:: Do this ::
Repeat the material exactly, leaving nothing out.

:: Recorded data ::
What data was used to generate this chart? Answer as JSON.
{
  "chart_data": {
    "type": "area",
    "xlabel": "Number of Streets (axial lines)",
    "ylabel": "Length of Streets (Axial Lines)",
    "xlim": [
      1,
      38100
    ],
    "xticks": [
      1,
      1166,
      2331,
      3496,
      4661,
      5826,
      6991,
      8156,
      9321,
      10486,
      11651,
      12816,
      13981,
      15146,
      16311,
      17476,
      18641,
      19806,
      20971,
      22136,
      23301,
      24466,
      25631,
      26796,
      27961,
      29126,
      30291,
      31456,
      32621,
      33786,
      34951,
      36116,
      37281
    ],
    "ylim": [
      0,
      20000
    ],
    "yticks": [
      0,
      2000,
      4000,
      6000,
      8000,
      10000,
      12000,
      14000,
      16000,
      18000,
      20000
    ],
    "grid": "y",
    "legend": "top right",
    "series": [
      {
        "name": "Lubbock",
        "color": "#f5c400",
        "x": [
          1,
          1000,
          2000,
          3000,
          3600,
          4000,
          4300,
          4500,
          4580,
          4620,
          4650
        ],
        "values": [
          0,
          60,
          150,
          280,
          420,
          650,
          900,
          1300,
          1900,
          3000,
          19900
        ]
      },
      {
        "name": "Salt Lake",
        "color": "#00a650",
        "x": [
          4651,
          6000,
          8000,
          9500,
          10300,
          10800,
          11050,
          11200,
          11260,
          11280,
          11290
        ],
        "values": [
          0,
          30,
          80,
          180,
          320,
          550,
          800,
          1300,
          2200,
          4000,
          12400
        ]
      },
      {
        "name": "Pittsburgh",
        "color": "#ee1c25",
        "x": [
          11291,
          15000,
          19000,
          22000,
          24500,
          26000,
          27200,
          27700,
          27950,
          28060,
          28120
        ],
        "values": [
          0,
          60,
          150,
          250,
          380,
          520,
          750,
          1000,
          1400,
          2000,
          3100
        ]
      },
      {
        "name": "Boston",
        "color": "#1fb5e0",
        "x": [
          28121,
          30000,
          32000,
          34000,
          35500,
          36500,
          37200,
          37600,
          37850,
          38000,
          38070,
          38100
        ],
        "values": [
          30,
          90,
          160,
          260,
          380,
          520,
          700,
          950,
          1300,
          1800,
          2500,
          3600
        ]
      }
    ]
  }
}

:: Expected answer ::
What data was used to generate this chart? Answer as JSON.
{
  "chart_data": {
    "type": "area",
    "xlabel": "Number of Streets (axial lines)",
    "ylabel": "Length of Streets (Axial Lines)",
    "xlim": [
      1,
      38100
    ],
    "xticks": [
      1,
      1166,
      2331,
      3496,
      4661,
      5826,
      6991,
      8156,
      9321,
      10486,
      11651,
      12816,
      13981,
      15146,
      16311,
      17476,
      18641,
      19806,
      20971,
      22136,
      23301,
      24466,
      25631,
      26796,
      27961,
      29126,
      30291,
      31456,
      32621,
      33786,
      34951,
      36116,
      37281
    ],
    "ylim": [
      0,
      20000
    ],
    "yticks": [
      0,
      2000,
      4000,
      6000,
      8000,
      10000,
      12000,
      14000,
      16000,
      18000,
      20000
    ],
    "grid": "y",
    "legend": "top right",
    "series": [
      {
        "name": "Lubbock",
        "color": "#f5c400",
        "x": [
          1,
          1000,
          2000,
          3000,
          3600,
          4000,
          4300,
          4500,
          4580,
          4620,
          4650
        ],
        "values": [
          0,
          60,
          150,
          280,
          420,
          650,
          900,
          1300,
          1900,
          3000,
          19900
        ]
      },
      {
        "name": "Salt Lake",
        "color": "#00a650",
        "x": [
          4651,
          6000,
          8000,
          9500,
          10300,
          10800,
          11050,
          11200,
          11260,
          11280,
          11290
        ],
        "values": [
          0,
          30,
          80,
          180,
          320,
          550,
          800,
          1300,
          2200,
          4000,
          12400
        ]
      },
      {
        "name": "Pittsburgh",
        "color": "#ee1c25",
        "x": [
          11291,
          15000,
          19000,
          22000,
          24500,
          26000,
          27200,
          27700,
          27950,
          28060,
          28120
        ],
        "values": [
          0,
          60,
          150,
          250,
          380,
          520,
          750,
          1000,
          1400,
          2000,
          3100
        ]
      },
      {
        "name": "Boston",
        "color": "#1fb5e0",
        "x": [
          28121,
          30000,
          32000,
          34000,
          35500,
          36500,
          37200,
          37600,
          37850,
          38000,
          38070,
          38100
        ],
        "values": [
          30,
          90,
          160,
          260,
          380,
          520,
          700,
          950,
          1300,
          1800,
          2500,
          3600
        ]
      }
    ]
  }
}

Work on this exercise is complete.